* Start *

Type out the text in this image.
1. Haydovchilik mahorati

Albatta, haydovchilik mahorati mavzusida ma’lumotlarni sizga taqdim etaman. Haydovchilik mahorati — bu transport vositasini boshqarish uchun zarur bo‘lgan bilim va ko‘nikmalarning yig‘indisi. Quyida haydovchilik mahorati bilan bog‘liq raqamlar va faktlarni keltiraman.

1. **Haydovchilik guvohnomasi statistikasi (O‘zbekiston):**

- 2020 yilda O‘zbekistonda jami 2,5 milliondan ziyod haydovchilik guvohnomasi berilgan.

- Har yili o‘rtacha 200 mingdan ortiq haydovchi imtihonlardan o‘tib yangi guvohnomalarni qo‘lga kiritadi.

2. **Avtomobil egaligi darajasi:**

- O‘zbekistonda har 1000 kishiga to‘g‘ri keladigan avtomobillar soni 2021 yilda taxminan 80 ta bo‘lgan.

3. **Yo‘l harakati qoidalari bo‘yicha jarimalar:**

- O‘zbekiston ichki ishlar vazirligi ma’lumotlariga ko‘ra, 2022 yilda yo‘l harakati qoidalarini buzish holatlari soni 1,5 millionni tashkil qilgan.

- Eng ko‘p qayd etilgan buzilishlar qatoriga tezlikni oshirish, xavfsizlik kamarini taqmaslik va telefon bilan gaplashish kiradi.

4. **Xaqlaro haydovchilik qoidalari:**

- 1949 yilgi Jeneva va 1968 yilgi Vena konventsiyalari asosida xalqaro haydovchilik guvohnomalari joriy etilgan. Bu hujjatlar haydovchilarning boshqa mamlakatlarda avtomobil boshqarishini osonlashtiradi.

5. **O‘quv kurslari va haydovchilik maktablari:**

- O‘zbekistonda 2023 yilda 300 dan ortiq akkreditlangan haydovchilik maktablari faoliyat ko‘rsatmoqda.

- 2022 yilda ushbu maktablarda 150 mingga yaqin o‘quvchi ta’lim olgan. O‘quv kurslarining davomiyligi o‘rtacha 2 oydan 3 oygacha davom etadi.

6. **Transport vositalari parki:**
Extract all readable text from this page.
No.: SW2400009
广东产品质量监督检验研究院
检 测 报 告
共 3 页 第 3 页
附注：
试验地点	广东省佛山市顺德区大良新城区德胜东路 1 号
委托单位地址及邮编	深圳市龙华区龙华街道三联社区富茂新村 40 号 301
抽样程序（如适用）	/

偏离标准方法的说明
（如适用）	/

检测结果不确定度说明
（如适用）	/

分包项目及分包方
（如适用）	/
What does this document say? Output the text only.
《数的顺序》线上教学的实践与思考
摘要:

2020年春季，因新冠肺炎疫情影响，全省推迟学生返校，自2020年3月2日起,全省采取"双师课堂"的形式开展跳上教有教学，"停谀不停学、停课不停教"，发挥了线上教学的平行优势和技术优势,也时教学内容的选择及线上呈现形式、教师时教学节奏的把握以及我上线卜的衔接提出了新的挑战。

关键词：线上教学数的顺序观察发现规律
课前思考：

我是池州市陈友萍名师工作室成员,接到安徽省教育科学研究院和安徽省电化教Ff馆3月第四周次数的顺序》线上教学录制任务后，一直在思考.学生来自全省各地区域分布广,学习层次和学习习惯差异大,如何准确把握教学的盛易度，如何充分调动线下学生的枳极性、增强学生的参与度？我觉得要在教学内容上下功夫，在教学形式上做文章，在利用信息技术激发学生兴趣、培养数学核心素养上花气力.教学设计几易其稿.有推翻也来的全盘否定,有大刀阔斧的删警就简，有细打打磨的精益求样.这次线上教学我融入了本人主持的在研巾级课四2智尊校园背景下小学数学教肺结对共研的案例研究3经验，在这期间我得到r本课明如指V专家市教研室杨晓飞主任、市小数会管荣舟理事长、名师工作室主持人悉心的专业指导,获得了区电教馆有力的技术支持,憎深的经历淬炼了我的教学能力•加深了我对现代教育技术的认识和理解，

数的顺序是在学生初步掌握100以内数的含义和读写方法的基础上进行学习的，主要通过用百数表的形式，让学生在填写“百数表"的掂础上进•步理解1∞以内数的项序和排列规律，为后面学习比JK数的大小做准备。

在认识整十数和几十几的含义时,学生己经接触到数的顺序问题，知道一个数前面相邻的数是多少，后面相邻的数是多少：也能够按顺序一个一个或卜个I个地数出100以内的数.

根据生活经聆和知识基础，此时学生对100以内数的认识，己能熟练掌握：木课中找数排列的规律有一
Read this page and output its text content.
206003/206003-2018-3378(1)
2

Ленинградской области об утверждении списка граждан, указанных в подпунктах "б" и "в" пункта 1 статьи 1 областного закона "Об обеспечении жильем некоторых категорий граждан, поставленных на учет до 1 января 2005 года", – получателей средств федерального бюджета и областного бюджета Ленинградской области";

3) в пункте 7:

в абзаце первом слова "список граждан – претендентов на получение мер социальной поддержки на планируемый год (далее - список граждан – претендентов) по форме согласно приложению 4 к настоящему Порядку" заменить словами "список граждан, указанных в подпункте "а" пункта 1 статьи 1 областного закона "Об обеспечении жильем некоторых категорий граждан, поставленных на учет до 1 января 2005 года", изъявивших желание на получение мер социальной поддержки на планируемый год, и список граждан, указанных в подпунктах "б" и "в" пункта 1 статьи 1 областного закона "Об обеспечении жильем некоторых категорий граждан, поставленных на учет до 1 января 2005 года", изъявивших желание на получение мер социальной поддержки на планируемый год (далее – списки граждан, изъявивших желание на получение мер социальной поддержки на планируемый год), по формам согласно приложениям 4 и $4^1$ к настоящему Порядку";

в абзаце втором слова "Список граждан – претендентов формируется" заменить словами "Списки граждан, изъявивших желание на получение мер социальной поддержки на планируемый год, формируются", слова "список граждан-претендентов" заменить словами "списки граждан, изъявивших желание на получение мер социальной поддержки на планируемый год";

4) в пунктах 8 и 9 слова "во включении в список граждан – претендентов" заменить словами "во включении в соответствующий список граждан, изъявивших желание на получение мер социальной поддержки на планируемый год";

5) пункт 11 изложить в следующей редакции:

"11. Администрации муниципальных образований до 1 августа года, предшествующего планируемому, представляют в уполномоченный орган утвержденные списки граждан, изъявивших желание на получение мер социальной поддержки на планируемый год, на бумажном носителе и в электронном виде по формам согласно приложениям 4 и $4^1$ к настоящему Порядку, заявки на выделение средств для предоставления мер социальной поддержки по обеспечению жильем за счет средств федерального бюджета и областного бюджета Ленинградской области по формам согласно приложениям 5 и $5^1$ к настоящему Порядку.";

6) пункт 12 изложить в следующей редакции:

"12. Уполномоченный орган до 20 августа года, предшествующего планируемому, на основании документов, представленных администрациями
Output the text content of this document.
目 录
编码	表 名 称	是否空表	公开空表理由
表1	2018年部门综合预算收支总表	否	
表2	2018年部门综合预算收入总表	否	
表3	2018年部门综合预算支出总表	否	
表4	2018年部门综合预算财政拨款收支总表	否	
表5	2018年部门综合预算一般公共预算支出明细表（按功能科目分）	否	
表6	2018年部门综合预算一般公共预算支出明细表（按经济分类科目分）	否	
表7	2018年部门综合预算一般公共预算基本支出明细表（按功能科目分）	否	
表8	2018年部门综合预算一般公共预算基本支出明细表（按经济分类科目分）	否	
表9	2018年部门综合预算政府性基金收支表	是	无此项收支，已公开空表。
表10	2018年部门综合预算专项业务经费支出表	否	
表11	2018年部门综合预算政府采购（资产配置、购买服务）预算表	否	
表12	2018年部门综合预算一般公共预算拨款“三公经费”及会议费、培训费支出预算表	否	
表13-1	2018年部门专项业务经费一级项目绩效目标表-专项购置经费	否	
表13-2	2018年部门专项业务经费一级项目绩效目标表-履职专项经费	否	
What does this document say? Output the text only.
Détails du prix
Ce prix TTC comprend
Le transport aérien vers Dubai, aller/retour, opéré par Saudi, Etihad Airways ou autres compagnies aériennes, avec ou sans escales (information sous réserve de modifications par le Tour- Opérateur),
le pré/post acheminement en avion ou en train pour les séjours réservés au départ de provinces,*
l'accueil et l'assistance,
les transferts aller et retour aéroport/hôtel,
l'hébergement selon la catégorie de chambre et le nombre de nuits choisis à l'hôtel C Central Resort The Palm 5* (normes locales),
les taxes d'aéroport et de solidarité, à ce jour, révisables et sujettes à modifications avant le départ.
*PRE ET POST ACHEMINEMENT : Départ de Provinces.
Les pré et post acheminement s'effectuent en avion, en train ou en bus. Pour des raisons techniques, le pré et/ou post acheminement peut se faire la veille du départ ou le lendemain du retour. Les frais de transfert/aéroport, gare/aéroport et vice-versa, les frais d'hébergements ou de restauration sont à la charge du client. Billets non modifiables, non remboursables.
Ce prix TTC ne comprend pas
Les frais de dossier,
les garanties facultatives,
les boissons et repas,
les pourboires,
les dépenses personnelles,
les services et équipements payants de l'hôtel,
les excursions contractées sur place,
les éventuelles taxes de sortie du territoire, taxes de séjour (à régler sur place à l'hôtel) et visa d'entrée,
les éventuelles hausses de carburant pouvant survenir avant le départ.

* End *

_Your objective_. Count the lines of the material that include the word "place", then report only the total.

_Output_. 2